#### DATASET EXTRACT:
——————————
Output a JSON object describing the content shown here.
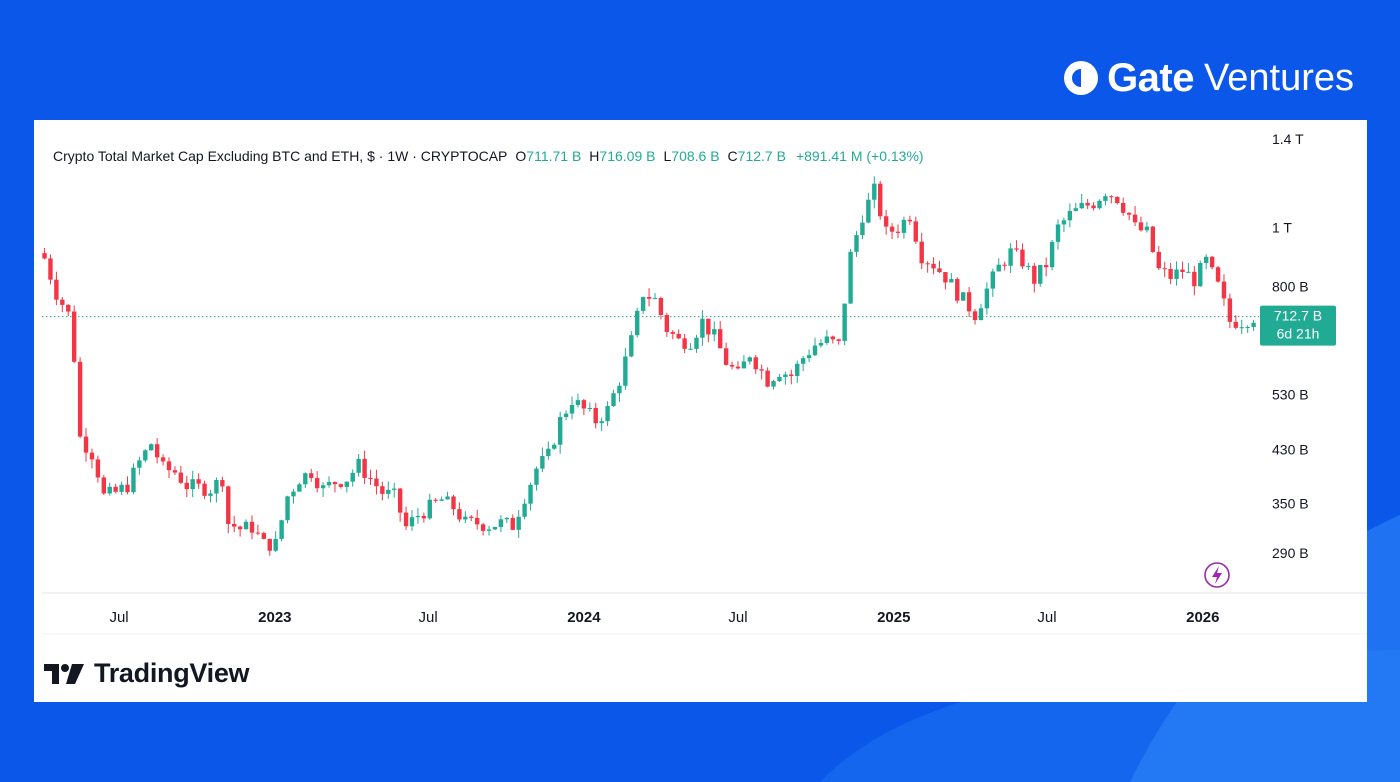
{
  "brand": {
    "name_bold": "Gate",
    "name_light": "Ventures",
    "icon": "gate-logo-icon"
  },
  "legend": {
    "title": "Crypto Total Market Cap Excluding BTC and ETH, $ · 1W · CRYPTOCAP",
    "open_label": "O",
    "open": "711.71 B",
    "high_label": "H",
    "high": "716.09 B",
    "low_label": "L",
    "low": "708.6 B",
    "close_label": "C",
    "close": "712.7 B",
    "change": "+891.41 M (+0.13%)"
  },
  "price_tag": {
    "value": "712.7 B",
    "countdown": "6d 21h"
  },
  "footer": {
    "logo_text": "TradingView",
    "icon": "tradingview-logo-icon"
  },
  "widgets": {
    "bolt": "lightning-icon"
  },
  "colors": {
    "up": "#22ab94",
    "down": "#f23645",
    "background": "#0b57ea"
  },
  "chart_data": {
    "type": "candlestick",
    "interval": "1W",
    "scale": "log",
    "y_unit": "B (billions USD)",
    "y_ticks": [
      {
        "value": 290,
        "label": "290 B"
      },
      {
        "value": 350,
        "label": "350 B"
      },
      {
        "value": 430,
        "label": "430 B"
      },
      {
        "value": 530,
        "label": "530 B"
      },
      {
        "value": 800,
        "label": "800 B"
      },
      {
        "value": 1000,
        "label": "1 T"
      },
      {
        "value": 1400,
        "label": "1.4 T"
      }
    ],
    "x_ticks": [
      {
        "date": "2022-07-01",
        "label": "Jul",
        "bold": false
      },
      {
        "date": "2023-01-01",
        "label": "2023",
        "bold": true
      },
      {
        "date": "2023-07-01",
        "label": "Jul",
        "bold": false
      },
      {
        "date": "2024-01-01",
        "label": "2024",
        "bold": true
      },
      {
        "date": "2024-07-01",
        "label": "Jul",
        "bold": false
      },
      {
        "date": "2025-01-01",
        "label": "2025",
        "bold": true
      },
      {
        "date": "2025-07-01",
        "label": "Jul",
        "bold": false
      },
      {
        "date": "2026-01-01",
        "label": "2026",
        "bold": true
      }
    ],
    "x_range": [
      "2022-04-01",
      "2026-04-01"
    ],
    "y_range": [
      250,
      1450
    ],
    "last_close": 712.7,
    "close_path": [
      [
        "2022-04-04",
        890
      ],
      [
        "2022-04-18",
        780
      ],
      [
        "2022-05-02",
        720
      ],
      [
        "2022-05-09",
        610
      ],
      [
        "2022-05-16",
        450
      ],
      [
        "2022-06-01",
        420
      ],
      [
        "2022-06-13",
        360
      ],
      [
        "2022-06-27",
        365
      ],
      [
        "2022-07-11",
        375
      ],
      [
        "2022-07-25",
        410
      ],
      [
        "2022-08-08",
        440
      ],
      [
        "2022-08-22",
        400
      ],
      [
        "2022-09-05",
        395
      ],
      [
        "2022-09-19",
        375
      ],
      [
        "2022-10-03",
        372
      ],
      [
        "2022-10-17",
        370
      ],
      [
        "2022-10-31",
        385
      ],
      [
        "2022-11-07",
        325
      ],
      [
        "2022-11-21",
        318
      ],
      [
        "2022-12-05",
        320
      ],
      [
        "2022-12-19",
        300
      ],
      [
        "2023-01-02",
        300
      ],
      [
        "2023-01-16",
        360
      ],
      [
        "2023-01-30",
        385
      ],
      [
        "2023-02-13",
        395
      ],
      [
        "2023-02-27",
        370
      ],
      [
        "2023-03-13",
        380
      ],
      [
        "2023-03-27",
        385
      ],
      [
        "2023-04-10",
        405
      ],
      [
        "2023-04-24",
        385
      ],
      [
        "2023-05-08",
        365
      ],
      [
        "2023-05-22",
        360
      ],
      [
        "2023-06-05",
        320
      ],
      [
        "2023-06-19",
        335
      ],
      [
        "2023-07-03",
        345
      ],
      [
        "2023-07-17",
        355
      ],
      [
        "2023-07-31",
        345
      ],
      [
        "2023-08-14",
        325
      ],
      [
        "2023-08-28",
        325
      ],
      [
        "2023-09-11",
        322
      ],
      [
        "2023-09-25",
        325
      ],
      [
        "2023-10-09",
        322
      ],
      [
        "2023-10-23",
        360
      ],
      [
        "2023-11-06",
        400
      ],
      [
        "2023-11-20",
        420
      ],
      [
        "2023-12-04",
        480
      ],
      [
        "2023-12-18",
        520
      ],
      [
        "2024-01-01",
        500
      ],
      [
        "2024-01-15",
        480
      ],
      [
        "2024-01-29",
        500
      ],
      [
        "2024-02-12",
        560
      ],
      [
        "2024-02-26",
        650
      ],
      [
        "2024-03-11",
        780
      ],
      [
        "2024-03-25",
        760
      ],
      [
        "2024-04-08",
        680
      ],
      [
        "2024-04-22",
        650
      ],
      [
        "2024-05-06",
        650
      ],
      [
        "2024-05-20",
        700
      ],
      [
        "2024-06-03",
        660
      ],
      [
        "2024-06-17",
        600
      ],
      [
        "2024-07-01",
        570
      ],
      [
        "2024-07-15",
        620
      ],
      [
        "2024-08-05",
        560
      ],
      [
        "2024-08-19",
        580
      ],
      [
        "2024-09-02",
        570
      ],
      [
        "2024-09-16",
        610
      ],
      [
        "2024-09-30",
        640
      ],
      [
        "2024-10-14",
        650
      ],
      [
        "2024-10-28",
        640
      ],
      [
        "2024-11-11",
        900
      ],
      [
        "2024-11-25",
        1050
      ],
      [
        "2024-12-09",
        1150
      ],
      [
        "2024-12-23",
        980
      ],
      [
        "2025-01-06",
        1000
      ],
      [
        "2025-01-20",
        1050
      ],
      [
        "2025-02-03",
        900
      ],
      [
        "2025-02-17",
        870
      ],
      [
        "2025-03-03",
        830
      ],
      [
        "2025-03-17",
        780
      ],
      [
        "2025-04-07",
        720
      ],
      [
        "2025-04-21",
        790
      ],
      [
        "2025-05-05",
        860
      ],
      [
        "2025-05-19",
        910
      ],
      [
        "2025-06-02",
        880
      ],
      [
        "2025-06-16",
        820
      ],
      [
        "2025-06-30",
        870
      ],
      [
        "2025-07-14",
        1000
      ],
      [
        "2025-07-28",
        1050
      ],
      [
        "2025-08-11",
        1080
      ],
      [
        "2025-08-25",
        1100
      ],
      [
        "2025-09-08",
        1150
      ],
      [
        "2025-09-22",
        1120
      ],
      [
        "2025-10-06",
        1050
      ],
      [
        "2025-10-13",
        1000
      ],
      [
        "2025-10-27",
        980
      ],
      [
        "2025-11-10",
        850
      ],
      [
        "2025-11-24",
        830
      ],
      [
        "2025-12-08",
        850
      ],
      [
        "2025-12-22",
        820
      ],
      [
        "2026-01-05",
        880
      ],
      [
        "2026-01-19",
        800
      ],
      [
        "2026-02-02",
        700
      ],
      [
        "2026-02-16",
        700
      ],
      [
        "2026-03-02",
        712.7
      ]
    ]
  }
}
——————————
#### DO THIS:
Spot every line that holds "icon" and copy it.

#### RESULT OF THIS EXERCISE:
    "icon": "gate-logo-icon"
    "icon": "tradingview-logo-icon"
    "bolt": "lightning-icon"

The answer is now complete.